=== Source data ===
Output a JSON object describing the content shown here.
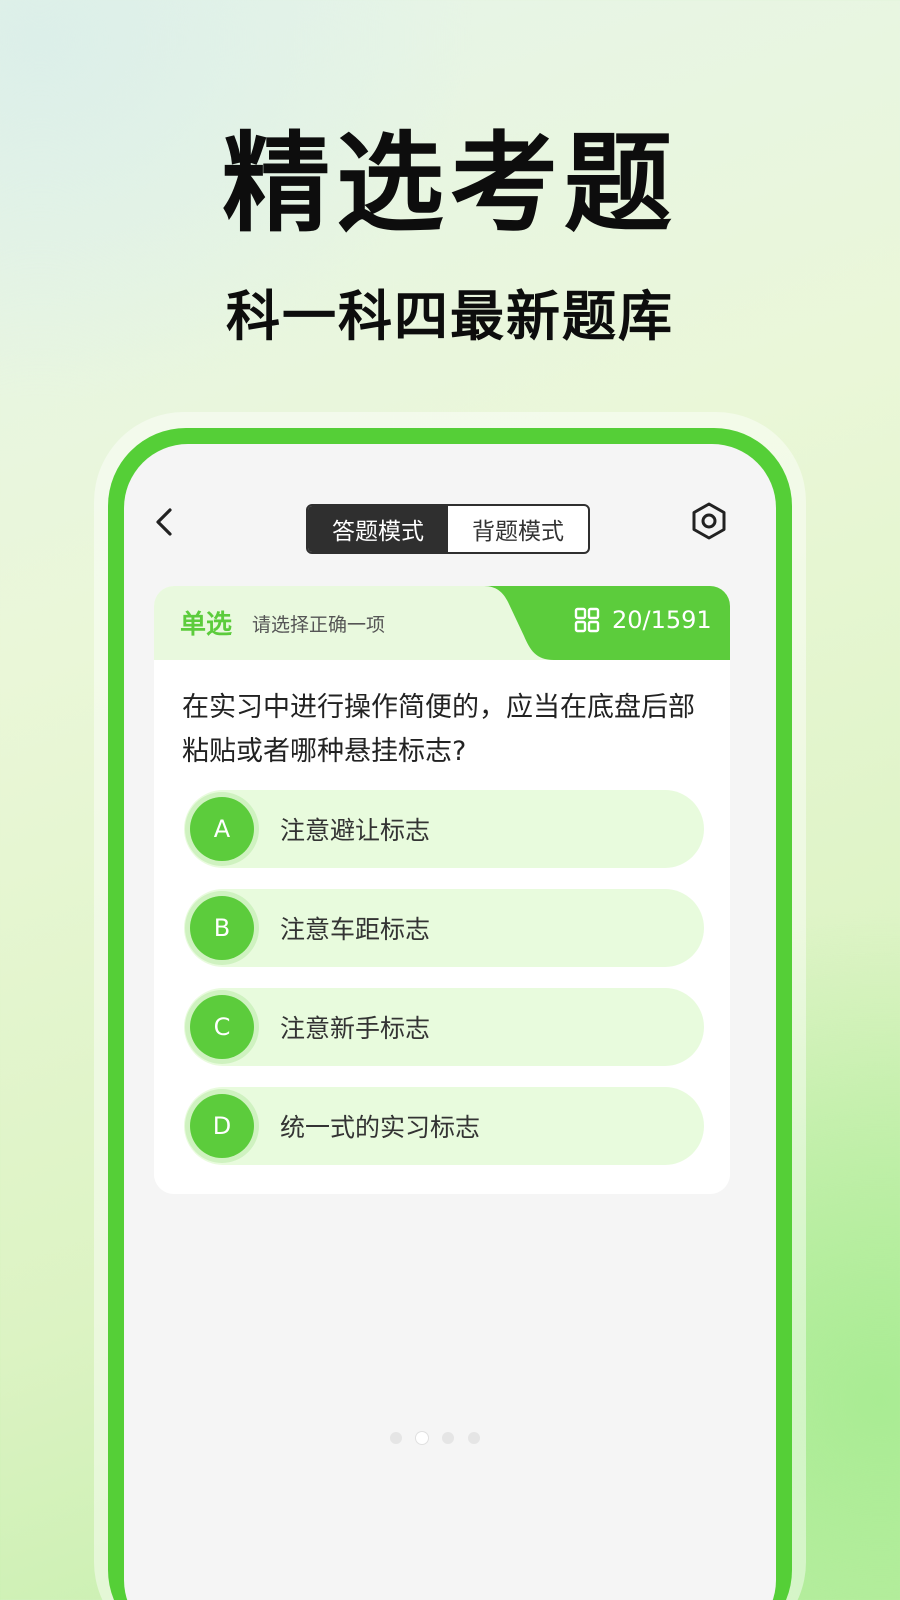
{
  "hero": {
    "title": "精选考题",
    "subtitle": "科一科四最新题库"
  },
  "topbar": {
    "back_icon": "chevron-left-icon",
    "modes": [
      "答题模式",
      "背题模式"
    ],
    "active_mode": "答题模式",
    "settings_icon": "hexagon-settings-icon"
  },
  "question_card": {
    "type_label": "单选",
    "hint": "请选择正确一项",
    "progress_icon": "grid-icon",
    "progress": "20/1591",
    "question": "在实习中进行操作简便的，应当在底盘后部粘贴或者哪种悬挂标志?",
    "options": [
      {
        "letter": "A",
        "text": "注意避让标志"
      },
      {
        "letter": "B",
        "text": "注意车距标志"
      },
      {
        "letter": "C",
        "text": "注意新手标志"
      },
      {
        "letter": "D",
        "text": "统一式的实习标志"
      }
    ]
  },
  "pager": {
    "count": 4,
    "active_index": 1
  },
  "colors": {
    "accent": "#5ccc3c",
    "frame": "#55cf37",
    "option_bg": "#e8fbdd",
    "toggle_dark": "#2f2f2f"
  }
}
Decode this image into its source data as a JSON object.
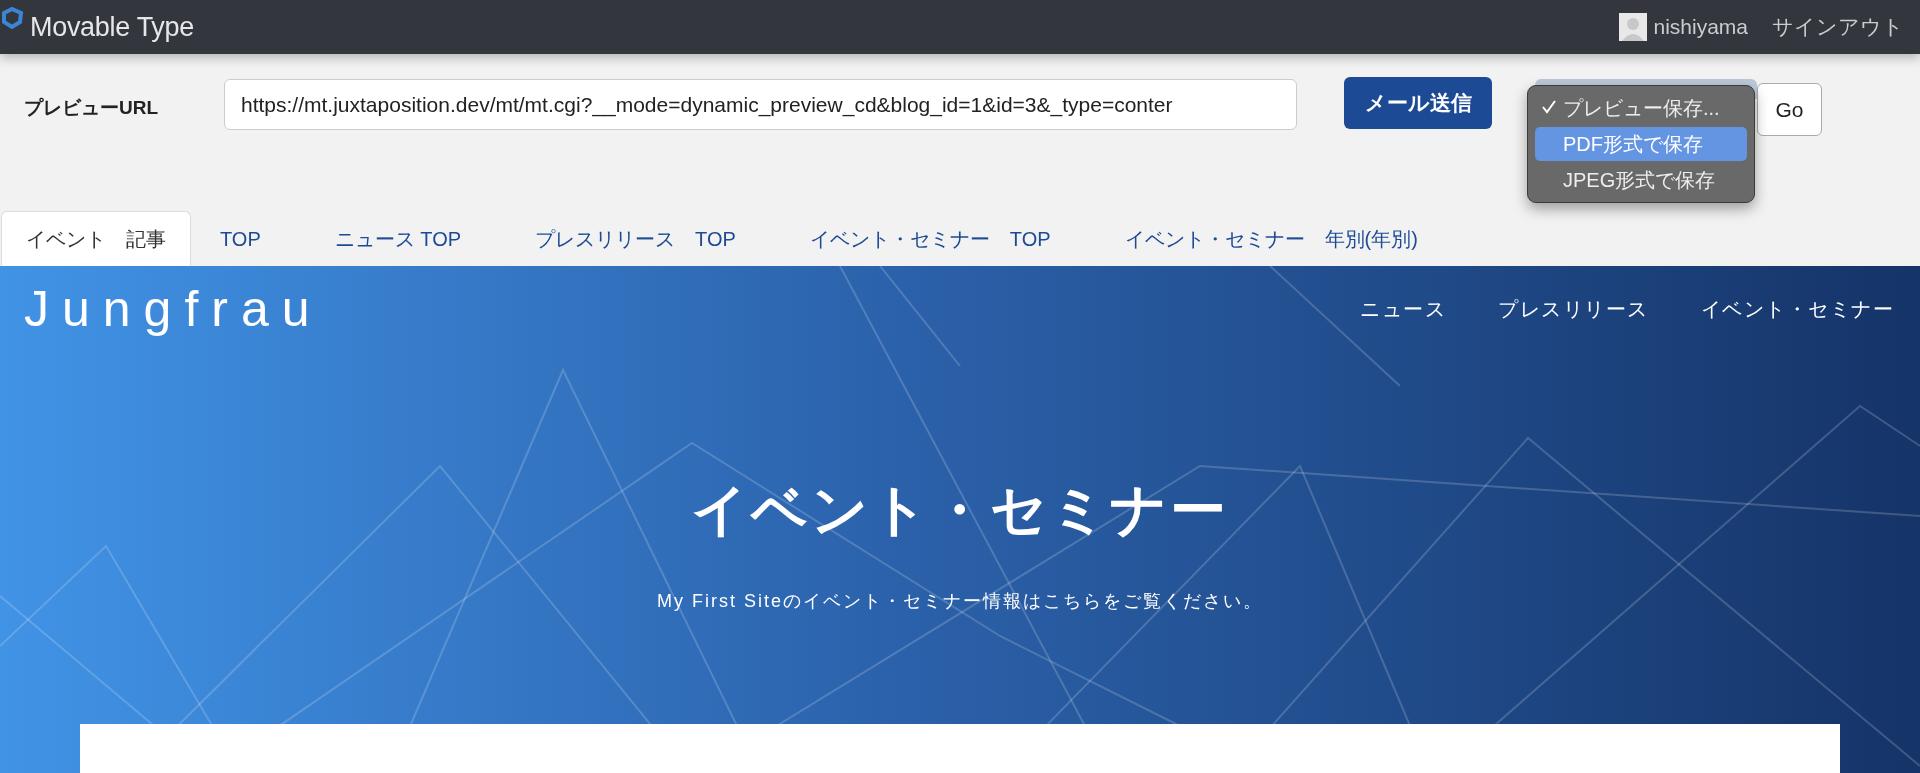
{
  "header": {
    "logo": "Movable Type",
    "user": "nishiyama",
    "signout": "サインアウト"
  },
  "preview": {
    "label": "プレビューURL",
    "url": "https://mt.juxtaposition.dev/mt/mt.cgi?__mode=dynamic_preview_cd&blog_id=1&id=3&_type=conter",
    "send_button": "メール送信",
    "go_button": "Go",
    "save_menu": [
      {
        "label": "プレビュー保存...",
        "checked": true,
        "highlighted": false
      },
      {
        "label": "PDF形式で保存",
        "checked": false,
        "highlighted": true
      },
      {
        "label": "JPEG形式で保存",
        "checked": false,
        "highlighted": false
      }
    ]
  },
  "tabs": [
    {
      "label": "イベント　記事",
      "selected": true
    },
    {
      "label": "TOP",
      "selected": false
    },
    {
      "label": "ニュース TOP",
      "selected": false
    },
    {
      "label": "プレスリリース　TOP",
      "selected": false
    },
    {
      "label": "イベント・セミナー　TOP",
      "selected": false
    },
    {
      "label": "イベント・セミナー　年別(年別)",
      "selected": false
    }
  ],
  "site": {
    "title": "Jungfrau",
    "nav": [
      "ニュース",
      "プレスリリース",
      "イベント・セミナー"
    ],
    "heading": "イベント・セミナー",
    "description": "My First Siteのイベント・セミナー情報はこちらをご覧ください。"
  }
}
===
- What to do -
All records above are to be printed exactly, minus the pictures they contain.

- Answer in full -
Output a JSON object describing the content shown here.
{
  "hero": {
    "title": "精选考题",
    "subtitle": "科一科四最新题库"
  },
  "topbar": {
    "back_icon": "chevron-left-icon",
    "modes": [
      "答题模式",
      "背题模式"
    ],
    "active_mode": "答题模式",
    "settings_icon": "hexagon-settings-icon"
  },
  "question_card": {
    "type_label": "单选",
    "hint": "请选择正确一项",
    "progress_icon": "grid-icon",
    "progress": "20/1591",
    "question": "在实习中进行操作简便的，应当在底盘后部粘贴或者哪种悬挂标志?",
    "options": [
      {
        "letter": "A",
        "text": "注意避让标志"
      },
      {
        "letter": "B",
        "text": "注意车距标志"
      },
      {
        "letter": "C",
        "text": "注意新手标志"
      },
      {
        "letter": "D",
        "text": "统一式的实习标志"
      }
    ]
  },
  "pager": {
    "count": 4,
    "active_index": 1
  },
  "colors": {
    "accent": "#5ccc3c",
    "frame": "#55cf37",
    "option_bg": "#e8fbdd",
    "toggle_dark": "#2f2f2f"
  }
}
Decode this image into its source data as a JSON object.
{
  "header": {
    "logo": "Movable Type",
    "user": "nishiyama",
    "signout": "サインアウト"
  },
  "preview": {
    "label": "プレビューURL",
    "url": "https://mt.juxtaposition.dev/mt/mt.cgi?__mode=dynamic_preview_cd&blog_id=1&id=3&_type=conter",
    "send_button": "メール送信",
    "go_button": "Go",
    "save_menu": [
      {
        "label": "プレビュー保存...",
        "checked": true,
        "highlighted": false
      },
      {
        "label": "PDF形式で保存",
        "checked": false,
        "highlighted": true
      },
      {
        "label": "JPEG形式で保存",
        "checked": false,
        "highlighted": false
      }
    ]
  },
  "tabs": [
    {
      "label": "イベント　記事",
      "selected": true
    },
    {
      "label": "TOP",
      "selected": false
    },
    {
      "label": "ニュース TOP",
      "selected": false
    },
    {
      "label": "プレスリリース　TOP",
      "selected": false
    },
    {
      "label": "イベント・セミナー　TOP",
      "selected": false
    },
    {
      "label": "イベント・セミナー　年別(年別)",
      "selected": false
    }
  ],
  "site": {
    "title": "Jungfrau",
    "nav": [
      "ニュース",
      "プレスリリース",
      "イベント・セミナー"
    ],
    "heading": "イベント・セミナー",
    "description": "My First Siteのイベント・セミナー情報はこちらをご覧ください。"
  }
}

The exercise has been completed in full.